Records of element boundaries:
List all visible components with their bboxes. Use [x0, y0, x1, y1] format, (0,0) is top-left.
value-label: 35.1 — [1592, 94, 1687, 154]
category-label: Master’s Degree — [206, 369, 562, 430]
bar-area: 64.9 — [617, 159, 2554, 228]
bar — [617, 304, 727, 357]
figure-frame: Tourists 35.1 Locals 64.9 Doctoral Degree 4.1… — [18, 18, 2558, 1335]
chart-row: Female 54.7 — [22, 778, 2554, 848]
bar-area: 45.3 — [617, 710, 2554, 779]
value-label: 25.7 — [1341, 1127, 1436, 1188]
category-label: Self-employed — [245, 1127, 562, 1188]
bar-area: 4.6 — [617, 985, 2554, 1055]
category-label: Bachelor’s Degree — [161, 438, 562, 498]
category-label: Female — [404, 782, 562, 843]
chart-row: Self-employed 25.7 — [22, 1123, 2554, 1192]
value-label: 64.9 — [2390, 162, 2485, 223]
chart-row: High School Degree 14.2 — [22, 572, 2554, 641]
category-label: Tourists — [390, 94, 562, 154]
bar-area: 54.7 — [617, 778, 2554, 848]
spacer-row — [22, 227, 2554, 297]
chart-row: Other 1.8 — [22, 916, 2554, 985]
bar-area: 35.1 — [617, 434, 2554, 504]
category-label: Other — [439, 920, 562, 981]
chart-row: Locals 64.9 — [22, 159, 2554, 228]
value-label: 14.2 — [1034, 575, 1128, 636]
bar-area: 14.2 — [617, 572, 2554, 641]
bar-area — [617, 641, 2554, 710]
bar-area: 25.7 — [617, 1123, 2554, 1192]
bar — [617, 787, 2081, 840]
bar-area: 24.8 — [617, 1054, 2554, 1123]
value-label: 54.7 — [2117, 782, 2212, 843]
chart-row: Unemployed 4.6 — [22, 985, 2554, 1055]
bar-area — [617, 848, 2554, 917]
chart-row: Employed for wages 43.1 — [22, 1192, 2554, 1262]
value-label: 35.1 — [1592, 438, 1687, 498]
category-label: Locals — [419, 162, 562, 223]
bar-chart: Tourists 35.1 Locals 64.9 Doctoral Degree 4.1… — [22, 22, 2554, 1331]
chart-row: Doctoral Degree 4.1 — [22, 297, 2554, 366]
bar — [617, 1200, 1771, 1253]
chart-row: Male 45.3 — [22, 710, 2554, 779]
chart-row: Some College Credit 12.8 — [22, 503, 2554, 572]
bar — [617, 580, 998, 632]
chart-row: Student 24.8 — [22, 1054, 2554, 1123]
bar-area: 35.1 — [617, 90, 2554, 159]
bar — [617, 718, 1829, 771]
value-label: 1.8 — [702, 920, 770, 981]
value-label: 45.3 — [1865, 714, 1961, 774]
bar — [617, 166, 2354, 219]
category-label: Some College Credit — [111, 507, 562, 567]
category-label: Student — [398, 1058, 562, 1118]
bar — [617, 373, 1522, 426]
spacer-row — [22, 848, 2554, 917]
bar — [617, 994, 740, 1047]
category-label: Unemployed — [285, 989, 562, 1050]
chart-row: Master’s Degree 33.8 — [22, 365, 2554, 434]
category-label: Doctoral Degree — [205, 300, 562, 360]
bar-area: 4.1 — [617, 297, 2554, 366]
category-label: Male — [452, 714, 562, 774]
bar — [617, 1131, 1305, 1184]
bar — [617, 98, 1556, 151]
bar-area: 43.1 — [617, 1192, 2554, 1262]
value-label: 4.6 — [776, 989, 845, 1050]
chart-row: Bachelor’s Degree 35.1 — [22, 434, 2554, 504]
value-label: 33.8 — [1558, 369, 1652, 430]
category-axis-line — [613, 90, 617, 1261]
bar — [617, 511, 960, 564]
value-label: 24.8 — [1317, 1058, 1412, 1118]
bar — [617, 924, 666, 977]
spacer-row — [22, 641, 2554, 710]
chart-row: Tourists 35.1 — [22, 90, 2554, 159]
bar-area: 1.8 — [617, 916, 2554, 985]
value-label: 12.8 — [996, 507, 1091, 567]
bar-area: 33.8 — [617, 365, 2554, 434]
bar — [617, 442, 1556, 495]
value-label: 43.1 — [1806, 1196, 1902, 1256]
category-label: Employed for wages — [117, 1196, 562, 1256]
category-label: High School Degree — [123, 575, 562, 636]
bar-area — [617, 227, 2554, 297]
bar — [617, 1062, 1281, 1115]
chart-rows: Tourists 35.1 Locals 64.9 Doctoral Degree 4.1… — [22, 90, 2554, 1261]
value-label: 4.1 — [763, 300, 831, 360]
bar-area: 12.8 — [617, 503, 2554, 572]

To do:
Reproduce the records with every occurrence of "value-label" swapped for "data-label", leaving all other text unchanged.

Completed task:
List all visible components with their bboxes. Use [x0, y0, x1, y1] format, (0,0) is top-left.
data-label: 35.1 — [1592, 94, 1687, 154]
category-label: Master’s Degree — [206, 369, 562, 430]
bar-area: 64.9 — [617, 159, 2554, 228]
bar — [617, 304, 727, 357]
figure-frame: Tourists 35.1 Locals 64.9 Doctoral Degree 4.1… — [18, 18, 2558, 1335]
chart-row: Female 54.7 — [22, 778, 2554, 848]
bar-area: 45.3 — [617, 710, 2554, 779]
data-label: 25.7 — [1341, 1127, 1436, 1188]
category-label: Self-employed — [245, 1127, 562, 1188]
bar-area: 4.6 — [617, 985, 2554, 1055]
category-label: Bachelor’s Degree — [161, 438, 562, 498]
category-label: Female — [404, 782, 562, 843]
chart-row: Self-employed 25.7 — [22, 1123, 2554, 1192]
data-label: 64.9 — [2390, 162, 2485, 223]
chart-row: High School Degree 14.2 — [22, 572, 2554, 641]
category-label: Tourists — [390, 94, 562, 154]
bar-area: 54.7 — [617, 778, 2554, 848]
spacer-row — [22, 227, 2554, 297]
chart-row: Other 1.8 — [22, 916, 2554, 985]
bar-area: 35.1 — [617, 434, 2554, 504]
category-label: Other — [439, 920, 562, 981]
chart-row: Locals 64.9 — [22, 159, 2554, 228]
data-label: 14.2 — [1034, 575, 1128, 636]
bar-area: 14.2 — [617, 572, 2554, 641]
bar-area — [617, 641, 2554, 710]
bar-area: 25.7 — [617, 1123, 2554, 1192]
bar — [617, 787, 2081, 840]
bar-area: 24.8 — [617, 1054, 2554, 1123]
data-label: 54.7 — [2117, 782, 2212, 843]
chart-row: Unemployed 4.6 — [22, 985, 2554, 1055]
bar-area — [617, 848, 2554, 917]
chart-row: Employed for wages 43.1 — [22, 1192, 2554, 1262]
data-label: 35.1 — [1592, 438, 1687, 498]
category-label: Locals — [419, 162, 562, 223]
bar-chart: Tourists 35.1 Locals 64.9 Doctoral Degree 4.1… — [22, 22, 2554, 1331]
chart-row: Doctoral Degree 4.1 — [22, 297, 2554, 366]
bar — [617, 1200, 1771, 1253]
chart-row: Male 45.3 — [22, 710, 2554, 779]
chart-row: Some College Credit 12.8 — [22, 503, 2554, 572]
bar — [617, 580, 998, 632]
chart-row: Student 24.8 — [22, 1054, 2554, 1123]
bar-area: 35.1 — [617, 90, 2554, 159]
bar — [617, 718, 1829, 771]
data-label: 1.8 — [702, 920, 770, 981]
data-label: 45.3 — [1865, 714, 1961, 774]
bar — [617, 166, 2354, 219]
category-label: Some College Credit — [111, 507, 562, 567]
category-label: Student — [398, 1058, 562, 1118]
bar — [617, 373, 1522, 426]
spacer-row — [22, 848, 2554, 917]
bar — [617, 994, 740, 1047]
category-label: Unemployed — [285, 989, 562, 1050]
chart-row: Master’s Degree 33.8 — [22, 365, 2554, 434]
category-label: Doctoral Degree — [205, 300, 562, 360]
bar-area: 4.1 — [617, 297, 2554, 366]
category-label: Male — [452, 714, 562, 774]
bar — [617, 1131, 1305, 1184]
bar — [617, 98, 1556, 151]
bar-area: 43.1 — [617, 1192, 2554, 1262]
data-label: 4.6 — [776, 989, 845, 1050]
chart-row: Bachelor’s Degree 35.1 — [22, 434, 2554, 504]
data-label: 33.8 — [1558, 369, 1652, 430]
category-axis-line — [613, 90, 617, 1261]
bar — [617, 511, 960, 564]
data-label: 24.8 — [1317, 1058, 1412, 1118]
bar — [617, 924, 666, 977]
spacer-row — [22, 641, 2554, 710]
chart-row: Tourists 35.1 — [22, 90, 2554, 159]
bar-area: 1.8 — [617, 916, 2554, 985]
data-label: 12.8 — [996, 507, 1091, 567]
bar-area: 33.8 — [617, 365, 2554, 434]
bar — [617, 442, 1556, 495]
data-label: 43.1 — [1806, 1196, 1902, 1256]
category-label: Employed for wages — [117, 1196, 562, 1256]
category-label: High School Degree — [123, 575, 562, 636]
bar-area — [617, 227, 2554, 297]
bar — [617, 1062, 1281, 1115]
chart-rows: Tourists 35.1 Locals 64.9 Doctoral Degree 4.1… — [22, 90, 2554, 1261]
data-label: 4.1 — [763, 300, 831, 360]
bar-area: 12.8 — [617, 503, 2554, 572]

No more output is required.